◆ Directive: Please reproduce every record, keeping each one exactly as written.

◆ Provided material:
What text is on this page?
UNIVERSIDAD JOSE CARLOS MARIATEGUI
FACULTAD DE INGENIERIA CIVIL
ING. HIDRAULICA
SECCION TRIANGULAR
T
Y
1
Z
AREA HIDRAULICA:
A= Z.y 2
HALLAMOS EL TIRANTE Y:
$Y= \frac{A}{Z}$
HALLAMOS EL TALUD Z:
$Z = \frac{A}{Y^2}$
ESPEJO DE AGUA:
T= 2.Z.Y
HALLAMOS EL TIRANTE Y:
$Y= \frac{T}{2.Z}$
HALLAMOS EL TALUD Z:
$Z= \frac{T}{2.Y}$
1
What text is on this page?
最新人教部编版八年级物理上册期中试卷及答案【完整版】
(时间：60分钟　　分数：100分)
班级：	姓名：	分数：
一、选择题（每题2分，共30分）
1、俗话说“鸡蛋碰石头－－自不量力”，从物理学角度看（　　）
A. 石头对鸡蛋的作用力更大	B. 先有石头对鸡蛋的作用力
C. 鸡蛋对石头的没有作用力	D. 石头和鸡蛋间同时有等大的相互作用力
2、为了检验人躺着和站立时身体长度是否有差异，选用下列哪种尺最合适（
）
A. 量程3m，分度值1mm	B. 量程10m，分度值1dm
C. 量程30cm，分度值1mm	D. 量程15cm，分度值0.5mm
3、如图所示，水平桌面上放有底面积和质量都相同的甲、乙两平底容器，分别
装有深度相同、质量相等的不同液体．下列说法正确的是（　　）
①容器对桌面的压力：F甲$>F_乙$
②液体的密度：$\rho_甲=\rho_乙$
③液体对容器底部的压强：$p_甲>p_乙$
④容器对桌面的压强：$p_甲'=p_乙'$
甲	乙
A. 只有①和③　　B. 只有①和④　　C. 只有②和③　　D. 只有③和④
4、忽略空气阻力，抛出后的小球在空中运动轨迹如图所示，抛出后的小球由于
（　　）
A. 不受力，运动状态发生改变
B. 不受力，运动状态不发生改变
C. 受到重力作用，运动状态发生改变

◆ Expected answer:
What text is on this page?
UNIVERSIDAD JOSE CARLOS MARIATEGUI
FACULTAD DE INGENIERIA CIVIL
ING. HIDRAULICA
SECCION TRIANGULAR
T
Y
1
Z
AREA HIDRAULICA:
A= Z.y 2
HALLAMOS EL TIRANTE Y:
$Y= \frac{A}{Z}$
HALLAMOS EL TALUD Z:
$Z = \frac{A}{Y^2}$
ESPEJO DE AGUA:
T= 2.Z.Y
HALLAMOS EL TIRANTE Y:
$Y= \frac{T}{2.Z}$
HALLAMOS EL TALUD Z:
$Z= \frac{T}{2.Y}$
1
What text is on this page?
最新人教部编版八年级物理上册期中试卷及答案【完整版】
(时间：60分钟　　分数：100分)
班级：	姓名：	分数：
一、选择题（每题2分，共30分）
1、俗话说“鸡蛋碰石头－－自不量力”，从物理学角度看（　　）
A. 石头对鸡蛋的作用力更大	B. 先有石头对鸡蛋的作用力
C. 鸡蛋对石头的没有作用力	D. 石头和鸡蛋间同时有等大的相互作用力
2、为了检验人躺着和站立时身体长度是否有差异，选用下列哪种尺最合适（
）
A. 量程3m，分度值1mm	B. 量程10m，分度值1dm
C. 量程30cm，分度值1mm	D. 量程15cm，分度值0.5mm
3、如图所示，水平桌面上放有底面积和质量都相同的甲、乙两平底容器，分别
装有深度相同、质量相等的不同液体．下列说法正确的是（　　）
①容器对桌面的压力：F甲$>F_乙$
②液体的密度：$\rho_甲=\rho_乙$
③液体对容器底部的压强：$p_甲>p_乙$
④容器对桌面的压强：$p_甲'=p_乙'$
甲	乙
A. 只有①和③　　B. 只有①和④　　C. 只有②和③　　D. 只有③和④
4、忽略空气阻力，抛出后的小球在空中运动轨迹如图所示，抛出后的小球由于
（　　）
A. 不受力，运动状态发生改变
B. 不受力，运动状态不发生改变
C. 受到重力作用，运动状态发生改变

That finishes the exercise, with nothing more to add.